▶ [Information given]
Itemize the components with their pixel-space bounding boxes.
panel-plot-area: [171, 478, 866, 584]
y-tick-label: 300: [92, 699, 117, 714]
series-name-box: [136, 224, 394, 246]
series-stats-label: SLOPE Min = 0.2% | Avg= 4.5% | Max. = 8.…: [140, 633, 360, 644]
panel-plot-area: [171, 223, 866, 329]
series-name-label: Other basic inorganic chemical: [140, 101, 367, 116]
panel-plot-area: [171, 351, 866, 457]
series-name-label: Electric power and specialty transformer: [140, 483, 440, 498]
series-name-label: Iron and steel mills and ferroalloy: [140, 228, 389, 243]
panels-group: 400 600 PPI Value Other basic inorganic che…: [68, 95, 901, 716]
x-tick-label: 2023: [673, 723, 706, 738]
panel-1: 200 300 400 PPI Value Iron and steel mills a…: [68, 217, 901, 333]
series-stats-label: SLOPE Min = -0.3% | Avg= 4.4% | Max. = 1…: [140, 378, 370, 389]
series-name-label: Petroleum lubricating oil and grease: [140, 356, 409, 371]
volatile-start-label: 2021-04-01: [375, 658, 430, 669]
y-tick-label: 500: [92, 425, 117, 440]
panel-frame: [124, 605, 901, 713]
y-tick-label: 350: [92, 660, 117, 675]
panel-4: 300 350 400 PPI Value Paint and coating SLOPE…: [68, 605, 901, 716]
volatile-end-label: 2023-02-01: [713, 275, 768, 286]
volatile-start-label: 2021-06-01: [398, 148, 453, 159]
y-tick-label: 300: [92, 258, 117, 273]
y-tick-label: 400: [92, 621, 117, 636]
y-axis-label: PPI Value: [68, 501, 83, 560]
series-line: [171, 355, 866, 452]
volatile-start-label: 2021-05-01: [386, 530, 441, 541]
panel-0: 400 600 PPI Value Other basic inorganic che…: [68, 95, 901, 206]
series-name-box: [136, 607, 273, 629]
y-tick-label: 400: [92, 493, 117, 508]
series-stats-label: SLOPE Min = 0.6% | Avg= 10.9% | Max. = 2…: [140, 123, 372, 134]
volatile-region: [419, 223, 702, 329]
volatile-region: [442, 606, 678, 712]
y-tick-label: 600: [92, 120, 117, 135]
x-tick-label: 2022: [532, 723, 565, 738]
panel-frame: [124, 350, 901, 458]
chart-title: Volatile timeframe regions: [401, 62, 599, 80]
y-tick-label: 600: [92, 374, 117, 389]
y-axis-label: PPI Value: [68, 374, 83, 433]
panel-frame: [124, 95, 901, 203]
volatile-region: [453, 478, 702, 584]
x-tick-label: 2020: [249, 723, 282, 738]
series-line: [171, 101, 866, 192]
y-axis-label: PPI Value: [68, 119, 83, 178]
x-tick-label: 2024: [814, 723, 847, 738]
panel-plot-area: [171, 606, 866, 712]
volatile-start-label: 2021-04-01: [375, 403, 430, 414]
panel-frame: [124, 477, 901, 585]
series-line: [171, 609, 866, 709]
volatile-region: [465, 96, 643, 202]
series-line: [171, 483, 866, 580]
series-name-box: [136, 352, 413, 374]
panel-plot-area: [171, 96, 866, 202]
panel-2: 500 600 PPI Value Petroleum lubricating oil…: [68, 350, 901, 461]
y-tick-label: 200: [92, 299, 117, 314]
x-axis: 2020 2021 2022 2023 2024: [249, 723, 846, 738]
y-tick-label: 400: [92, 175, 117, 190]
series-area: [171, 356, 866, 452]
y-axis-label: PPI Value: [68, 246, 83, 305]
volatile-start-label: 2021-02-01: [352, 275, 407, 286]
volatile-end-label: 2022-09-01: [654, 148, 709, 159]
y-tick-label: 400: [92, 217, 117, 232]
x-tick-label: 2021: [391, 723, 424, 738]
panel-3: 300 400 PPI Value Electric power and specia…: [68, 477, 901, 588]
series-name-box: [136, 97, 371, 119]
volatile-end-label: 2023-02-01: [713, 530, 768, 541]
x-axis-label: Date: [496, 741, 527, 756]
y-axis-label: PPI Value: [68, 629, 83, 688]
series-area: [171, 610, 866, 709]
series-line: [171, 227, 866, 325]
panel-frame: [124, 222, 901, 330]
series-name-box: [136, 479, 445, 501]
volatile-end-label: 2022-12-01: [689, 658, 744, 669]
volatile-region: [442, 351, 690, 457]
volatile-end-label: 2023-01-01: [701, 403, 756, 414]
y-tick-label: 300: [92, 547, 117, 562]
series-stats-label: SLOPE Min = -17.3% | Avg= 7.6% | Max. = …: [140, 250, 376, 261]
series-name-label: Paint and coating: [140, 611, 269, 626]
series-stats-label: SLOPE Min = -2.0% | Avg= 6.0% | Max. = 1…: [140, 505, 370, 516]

▶ [Request] Give every line of the material above as a numbered list, leaving out any blank lines.

▶ [Problem solution]
1. Itemize the components with their pixel-space bounding boxes.
2. panel-plot-area: [171, 478, 866, 584]
3. y-tick-label: 300: [92, 699, 117, 714]
4. series-name-box: [136, 224, 394, 246]
5. series-stats-label: SLOPE Min = 0.2% | Avg= 4.5% | Max. = 8.…: [140, 633, 360, 644]
6. panel-plot-area: [171, 223, 866, 329]
7. series-name-label: Other basic inorganic chemical: [140, 101, 367, 116]
8. panel-plot-area: [171, 351, 866, 457]
9. series-name-label: Electric power and specialty transformer: [140, 483, 440, 498]
10. series-name-label: Iron and steel mills and ferroalloy: [140, 228, 389, 243]
11. panels-group: 400 600 PPI Value Other basic inorganic che…: [68, 95, 901, 716]
12. x-tick-label: 2023: [673, 723, 706, 738]
13. panel-1: 200 300 400 PPI Value Iron and steel mills a…: [68, 217, 901, 333]
14. series-stats-label: SLOPE Min = -0.3% | Avg= 4.4% | Max. = 1…: [140, 378, 370, 389]
15. series-name-label: Petroleum lubricating oil and grease: [140, 356, 409, 371]
16. volatile-start-label: 2021-04-01: [375, 658, 430, 669]
17. y-tick-label: 500: [92, 425, 117, 440]
18. panel-frame: [124, 605, 901, 713]
19. y-tick-label: 350: [92, 660, 117, 675]
20. panel-4: 300 350 400 PPI Value Paint and coating SLOPE…: [68, 605, 901, 716]
21. volatile-end-label: 2023-02-01: [713, 275, 768, 286]
22. volatile-start-label: 2021-06-01: [398, 148, 453, 159]
23. y-tick-label: 300: [92, 258, 117, 273]
24. y-tick-label: 400: [92, 621, 117, 636]
25. y-axis-label: PPI Value: [68, 501, 83, 560]
26. series-line: [171, 355, 866, 452]
27. volatile-start-label: 2021-05-01: [386, 530, 441, 541]
28. panel-0: 400 600 PPI Value Other basic inorganic che…: [68, 95, 901, 206]
29. series-name-box: [136, 607, 273, 629]
30. y-tick-label: 400: [92, 493, 117, 508]
31. series-stats-label: SLOPE Min = 0.6% | Avg= 10.9% | Max. = 2…: [140, 123, 372, 134]
32. volatile-region: [419, 223, 702, 329]
33. volatile-region: [442, 606, 678, 712]
34. y-tick-label: 600: [92, 120, 117, 135]
35. x-tick-label: 2022: [532, 723, 565, 738]
36. panel-frame: [124, 350, 901, 458]
37. chart-title: Volatile timeframe regions: [401, 62, 599, 80]
38. y-tick-label: 600: [92, 374, 117, 389]
39. y-axis-label: PPI Value: [68, 374, 83, 433]
40. panel-frame: [124, 95, 901, 203]
41. volatile-region: [453, 478, 702, 584]
42. x-tick-label: 2020: [249, 723, 282, 738]
43. series-line: [171, 101, 866, 192]
44. y-axis-label: PPI Value: [68, 119, 83, 178]
45. x-tick-label: 2024: [814, 723, 847, 738]
46. panel-plot-area: [171, 606, 866, 712]
47. volatile-start-label: 2021-04-01: [375, 403, 430, 414]
48. panel-frame: [124, 477, 901, 585]
49. series-line: [171, 609, 866, 709]
50. volatile-region: [465, 96, 643, 202]
51. series-line: [171, 483, 866, 580]
52. series-name-box: [136, 352, 413, 374]
53. panel-plot-area: [171, 96, 866, 202]
54. panel-2: 500 600 PPI Value Petroleum lubricating oil…: [68, 350, 901, 461]
55. y-tick-label: 200: [92, 299, 117, 314]
56. x-axis: 2020 2021 2022 2023 2024: [249, 723, 846, 738]
57. y-tick-label: 400: [92, 175, 117, 190]
58. series-area: [171, 356, 866, 452]
59. y-axis-label: PPI Value: [68, 246, 83, 305]
60. volatile-start-label: 2021-02-01: [352, 275, 407, 286]
61. volatile-end-label: 2022-09-01: [654, 148, 709, 159]
62. y-tick-label: 400: [92, 217, 117, 232]
63. x-tick-label: 2021: [391, 723, 424, 738]
64. panel-3: 300 400 PPI Value Electric power and specia…: [68, 477, 901, 588]
65. series-name-box: [136, 97, 371, 119]
66. volatile-end-label: 2023-02-01: [713, 530, 768, 541]
67. x-axis-label: Date: [496, 741, 527, 756]
68. y-axis-label: PPI Value: [68, 629, 83, 688]
69. series-area: [171, 610, 866, 709]
70. series-line: [171, 227, 866, 325]
71. panel-frame: [124, 222, 901, 330]
72. series-name-box: [136, 479, 445, 501]
73. volatile-end-label: 2022-12-01: [689, 658, 744, 669]
74. volatile-region: [442, 351, 690, 457]
75. volatile-end-label: 2023-01-01: [701, 403, 756, 414]
76. y-tick-label: 300: [92, 547, 117, 562]
77. series-stats-label: SLOPE Min = -17.3% | Avg= 7.6% | Max. = …: [140, 250, 376, 261]
78. series-name-label: Paint and coating: [140, 611, 269, 626]
79. series-stats-label: SLOPE Min = -2.0% | Avg= 6.0% | Max. = 1…: [140, 505, 370, 516]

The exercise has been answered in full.